▶ SHORT TASK: Write out the entire listing below exactly, with the pictures left out.

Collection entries
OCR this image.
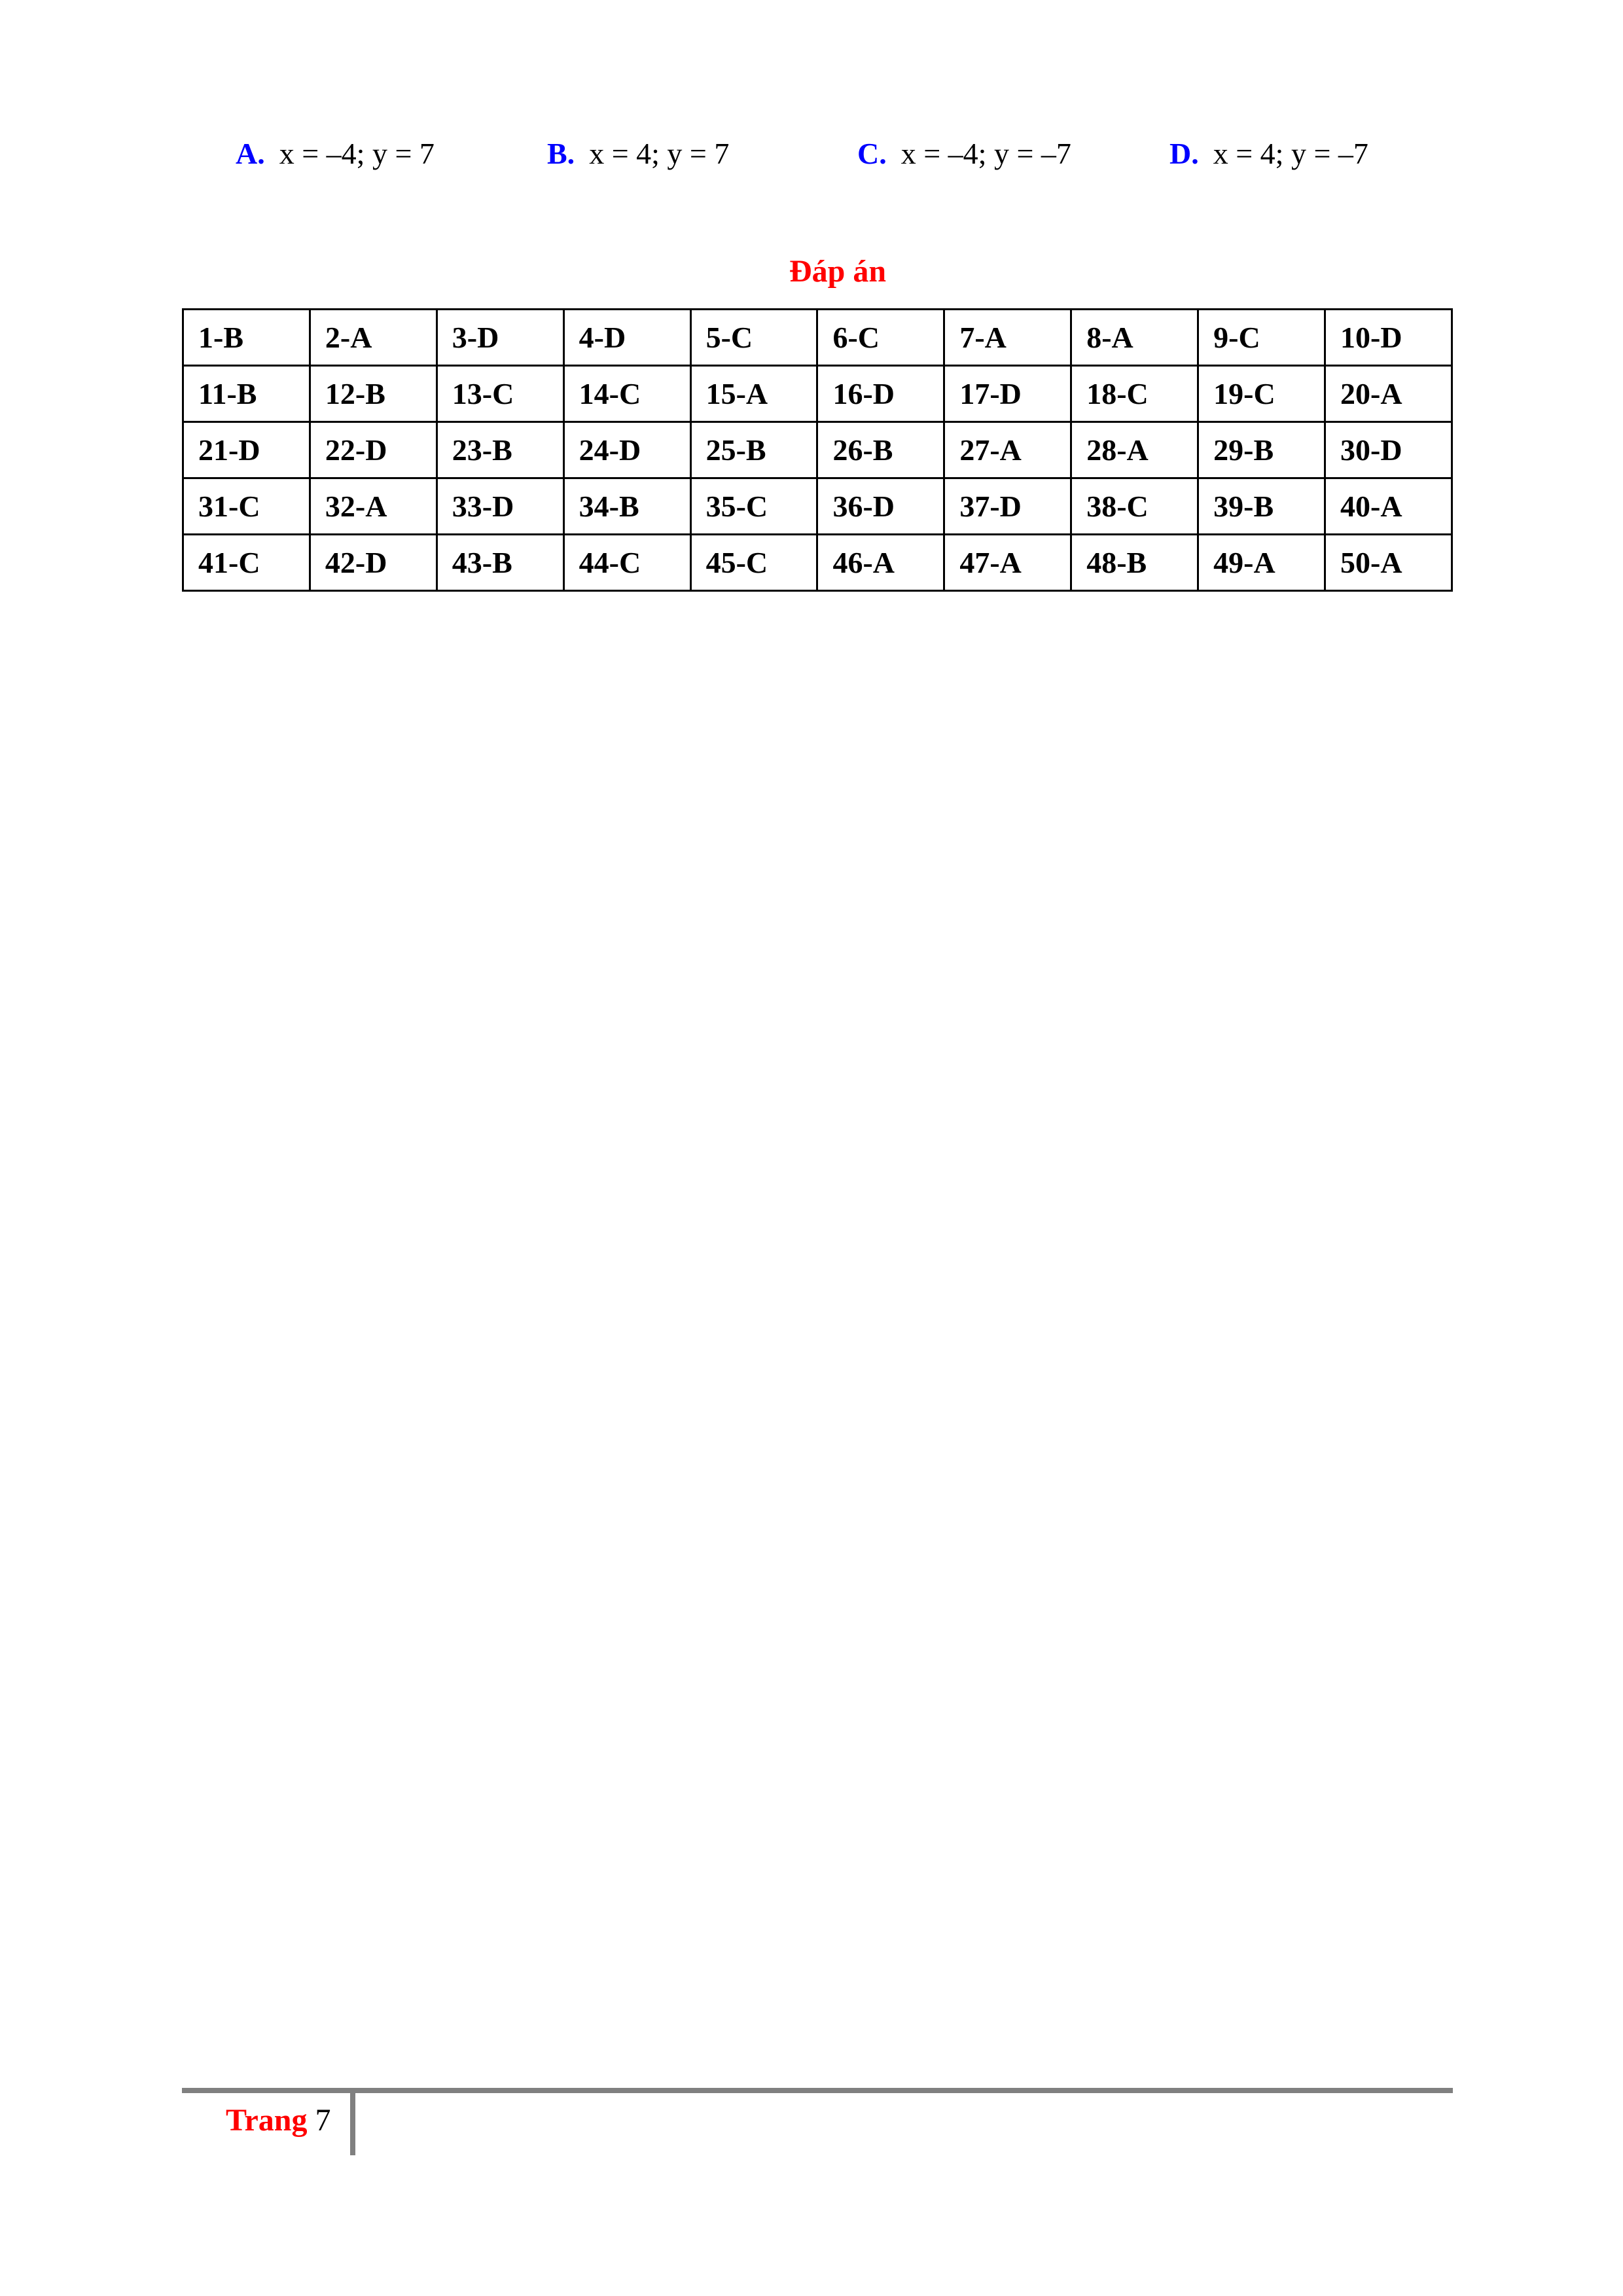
A. x = –4; y = 7	B. x = 4; y = 7	C. x = –4; y = –7	D. x = 4; y = –7
Đáp án
1-B	2-A	3-D	4-D	5-C	6-C	7-A	8-A	9-C	10-D
11-B	12-B	13-C	14-C	15-A	16-D	17-D	18-C	19-C	20-A
21-D	22-D	23-B	24-D	25-B	26-B	27-A	28-A	29-B	30-D
31-C	32-A	33-D	34-B	35-C	36-D	37-D	38-C	39-B	40-A
41-C	42-D	43-B	44-C	45-C	46-A	47-A	48-B	49-A	50-A
Trang 7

▶ FULL ANSWER:
OCR this image.
A. x = –4; y = 7	B. x = 4; y = 7	C. x = –4; y = –7	D. x = 4; y = –7
Đáp án
1-B	2-A	3-D	4-D	5-C	6-C	7-A	8-A	9-C	10-D
11-B	12-B	13-C	14-C	15-A	16-D	17-D	18-C	19-C	20-A
21-D	22-D	23-B	24-D	25-B	26-B	27-A	28-A	29-B	30-D
31-C	32-A	33-D	34-B	35-C	36-D	37-D	38-C	39-B	40-A
41-C	42-D	43-B	44-C	45-C	46-A	47-A	48-B	49-A	50-A
Trang 7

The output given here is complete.